Exercise task
Extract every line that contains the word "kann".
_ _ _ _ _ _ _
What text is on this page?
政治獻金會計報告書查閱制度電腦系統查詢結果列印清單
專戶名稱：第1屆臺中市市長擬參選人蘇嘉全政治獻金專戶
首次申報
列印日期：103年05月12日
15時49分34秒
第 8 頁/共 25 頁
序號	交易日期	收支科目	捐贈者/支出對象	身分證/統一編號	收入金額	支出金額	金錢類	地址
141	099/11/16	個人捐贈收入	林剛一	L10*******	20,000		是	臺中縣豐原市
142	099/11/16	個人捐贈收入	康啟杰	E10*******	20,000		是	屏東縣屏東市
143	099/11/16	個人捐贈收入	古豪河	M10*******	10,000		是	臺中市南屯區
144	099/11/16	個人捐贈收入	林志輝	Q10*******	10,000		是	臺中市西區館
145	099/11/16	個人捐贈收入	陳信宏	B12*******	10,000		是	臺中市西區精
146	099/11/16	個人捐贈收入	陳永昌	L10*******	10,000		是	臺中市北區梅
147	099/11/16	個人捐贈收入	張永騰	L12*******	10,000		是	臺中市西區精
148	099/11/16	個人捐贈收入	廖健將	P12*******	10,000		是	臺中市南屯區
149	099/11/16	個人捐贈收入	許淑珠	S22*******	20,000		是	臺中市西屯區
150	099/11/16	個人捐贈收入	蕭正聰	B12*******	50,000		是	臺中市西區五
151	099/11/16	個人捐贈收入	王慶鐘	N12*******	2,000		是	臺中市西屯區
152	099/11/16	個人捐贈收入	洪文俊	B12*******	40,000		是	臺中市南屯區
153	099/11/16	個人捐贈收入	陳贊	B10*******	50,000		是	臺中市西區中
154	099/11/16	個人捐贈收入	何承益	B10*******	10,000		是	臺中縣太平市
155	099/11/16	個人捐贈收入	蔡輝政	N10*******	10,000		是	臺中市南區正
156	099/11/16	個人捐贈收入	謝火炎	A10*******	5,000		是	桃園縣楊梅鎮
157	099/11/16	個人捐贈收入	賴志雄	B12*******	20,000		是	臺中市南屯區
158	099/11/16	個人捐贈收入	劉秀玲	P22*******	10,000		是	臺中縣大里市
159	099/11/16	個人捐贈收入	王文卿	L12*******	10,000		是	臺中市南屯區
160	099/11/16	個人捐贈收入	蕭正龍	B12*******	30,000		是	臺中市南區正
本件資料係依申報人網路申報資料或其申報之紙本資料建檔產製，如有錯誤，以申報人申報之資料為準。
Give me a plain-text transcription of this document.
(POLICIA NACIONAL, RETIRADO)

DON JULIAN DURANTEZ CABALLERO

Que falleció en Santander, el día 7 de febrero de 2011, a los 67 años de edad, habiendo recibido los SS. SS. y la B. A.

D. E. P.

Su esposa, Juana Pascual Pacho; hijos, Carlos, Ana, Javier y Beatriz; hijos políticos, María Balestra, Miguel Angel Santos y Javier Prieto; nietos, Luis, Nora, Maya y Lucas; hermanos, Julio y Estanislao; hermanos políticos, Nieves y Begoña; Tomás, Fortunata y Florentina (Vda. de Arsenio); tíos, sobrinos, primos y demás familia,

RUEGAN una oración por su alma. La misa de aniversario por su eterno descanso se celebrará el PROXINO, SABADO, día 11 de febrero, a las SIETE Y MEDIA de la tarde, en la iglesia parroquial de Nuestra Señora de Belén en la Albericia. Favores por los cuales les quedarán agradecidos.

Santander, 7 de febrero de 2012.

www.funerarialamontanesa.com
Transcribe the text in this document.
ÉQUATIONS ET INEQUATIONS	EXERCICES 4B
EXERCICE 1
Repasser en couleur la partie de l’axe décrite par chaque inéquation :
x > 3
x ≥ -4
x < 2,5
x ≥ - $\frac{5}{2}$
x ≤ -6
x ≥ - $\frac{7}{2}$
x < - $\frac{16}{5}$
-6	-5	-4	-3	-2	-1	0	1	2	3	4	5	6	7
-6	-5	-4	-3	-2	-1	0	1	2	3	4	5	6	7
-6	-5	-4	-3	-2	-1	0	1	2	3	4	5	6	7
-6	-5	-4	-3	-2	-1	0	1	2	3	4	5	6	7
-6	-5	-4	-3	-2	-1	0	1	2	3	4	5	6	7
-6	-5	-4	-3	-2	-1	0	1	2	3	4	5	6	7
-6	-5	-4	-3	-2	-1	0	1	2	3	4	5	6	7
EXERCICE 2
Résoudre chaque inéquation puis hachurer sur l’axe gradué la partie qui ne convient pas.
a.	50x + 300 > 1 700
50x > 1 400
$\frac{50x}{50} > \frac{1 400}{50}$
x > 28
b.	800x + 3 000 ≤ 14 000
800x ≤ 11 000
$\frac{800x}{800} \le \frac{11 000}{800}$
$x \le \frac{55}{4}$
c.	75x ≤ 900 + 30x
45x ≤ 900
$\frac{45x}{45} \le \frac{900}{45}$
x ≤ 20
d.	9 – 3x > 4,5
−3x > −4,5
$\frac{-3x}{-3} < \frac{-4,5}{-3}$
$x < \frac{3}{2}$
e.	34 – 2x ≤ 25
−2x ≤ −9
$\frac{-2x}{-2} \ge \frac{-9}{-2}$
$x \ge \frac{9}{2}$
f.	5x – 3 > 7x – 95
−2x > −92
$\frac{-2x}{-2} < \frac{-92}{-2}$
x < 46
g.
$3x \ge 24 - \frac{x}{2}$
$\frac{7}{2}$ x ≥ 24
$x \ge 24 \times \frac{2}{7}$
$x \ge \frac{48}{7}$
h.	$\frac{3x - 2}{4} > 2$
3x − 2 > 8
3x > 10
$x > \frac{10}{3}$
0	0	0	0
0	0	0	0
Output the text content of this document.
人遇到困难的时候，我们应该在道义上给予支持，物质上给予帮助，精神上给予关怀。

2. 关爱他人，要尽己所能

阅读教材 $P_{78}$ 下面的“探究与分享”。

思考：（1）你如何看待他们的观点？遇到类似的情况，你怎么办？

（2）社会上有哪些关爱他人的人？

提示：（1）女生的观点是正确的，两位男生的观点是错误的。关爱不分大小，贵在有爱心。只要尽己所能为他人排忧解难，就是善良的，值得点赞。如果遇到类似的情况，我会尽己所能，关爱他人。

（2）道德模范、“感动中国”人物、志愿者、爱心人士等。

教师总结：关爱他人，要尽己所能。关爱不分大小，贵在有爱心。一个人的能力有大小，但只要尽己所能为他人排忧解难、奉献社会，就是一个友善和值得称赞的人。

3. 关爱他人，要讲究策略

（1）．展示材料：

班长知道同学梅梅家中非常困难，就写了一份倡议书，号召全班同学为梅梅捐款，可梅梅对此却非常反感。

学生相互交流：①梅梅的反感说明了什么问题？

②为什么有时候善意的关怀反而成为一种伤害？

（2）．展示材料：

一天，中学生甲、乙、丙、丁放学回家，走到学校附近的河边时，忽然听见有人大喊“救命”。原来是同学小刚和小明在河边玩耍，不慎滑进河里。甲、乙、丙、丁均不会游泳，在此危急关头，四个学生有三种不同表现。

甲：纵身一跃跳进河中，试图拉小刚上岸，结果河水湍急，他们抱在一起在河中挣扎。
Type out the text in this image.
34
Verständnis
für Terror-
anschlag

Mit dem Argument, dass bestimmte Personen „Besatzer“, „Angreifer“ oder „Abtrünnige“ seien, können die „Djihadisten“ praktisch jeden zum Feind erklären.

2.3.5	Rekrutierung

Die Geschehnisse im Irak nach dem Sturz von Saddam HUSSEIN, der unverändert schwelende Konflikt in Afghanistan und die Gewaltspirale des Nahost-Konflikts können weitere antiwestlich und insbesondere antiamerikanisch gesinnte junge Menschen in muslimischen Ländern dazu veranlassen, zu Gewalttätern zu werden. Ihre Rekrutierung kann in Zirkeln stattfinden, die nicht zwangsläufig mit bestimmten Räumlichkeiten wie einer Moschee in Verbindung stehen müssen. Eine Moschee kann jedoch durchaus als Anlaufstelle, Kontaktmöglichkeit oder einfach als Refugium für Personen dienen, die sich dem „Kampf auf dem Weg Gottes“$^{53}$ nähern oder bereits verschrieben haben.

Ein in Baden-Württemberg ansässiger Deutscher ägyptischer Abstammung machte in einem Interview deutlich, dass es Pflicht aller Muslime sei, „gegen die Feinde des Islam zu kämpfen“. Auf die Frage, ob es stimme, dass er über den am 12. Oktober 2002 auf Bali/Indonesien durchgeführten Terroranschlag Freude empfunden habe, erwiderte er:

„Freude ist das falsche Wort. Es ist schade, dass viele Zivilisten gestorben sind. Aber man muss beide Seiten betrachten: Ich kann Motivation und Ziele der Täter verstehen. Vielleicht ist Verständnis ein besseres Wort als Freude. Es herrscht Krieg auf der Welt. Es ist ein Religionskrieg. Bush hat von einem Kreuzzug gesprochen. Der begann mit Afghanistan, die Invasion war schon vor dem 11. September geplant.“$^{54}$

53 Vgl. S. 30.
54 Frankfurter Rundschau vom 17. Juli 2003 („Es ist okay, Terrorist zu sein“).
_ _ _ _ _ _ _
Response
Die Geschehnisse im Irak nach dem Sturz von Saddam HUSSEIN, der unverändert schwelende Konflikt in Afghanistan und die Gewaltspirale des Nahost-Konflikts können weitere antiwestlich und insbesondere antiamerikanisch gesinnte junge Menschen in muslimischen Ländern dazu veranlassen, zu Gewalttätern zu werden. Ihre Rekrutierung kann in Zirkeln stattfinden, die nicht zwangsläufig mit bestimmten Räumlichkeiten wie einer Moschee in Verbindung stehen müssen. Eine Moschee kann jedoch durchaus als Anlaufstelle, Kontaktmöglichkeit oder einfach als Refugium für Personen dienen, die sich dem „Kampf auf dem Weg Gottes“$^{53}$ nähern oder bereits verschrieben haben.
„Freude ist das falsche Wort. Es ist schade, dass viele Zivilisten gestorben sind. Aber man muss beide Seiten betrachten: Ich kann Motivation und Ziele der Täter verstehen. Vielleicht ist Verständnis ein besseres Wort als Freude. Es herrscht Krieg auf der Welt. Es ist ein Religionskrieg. Bush hat von einem Kreuzzug gesprochen. Der begann mit Afghanistan, die Invasion war schon vor dem 11. September geplant.“$^{54}$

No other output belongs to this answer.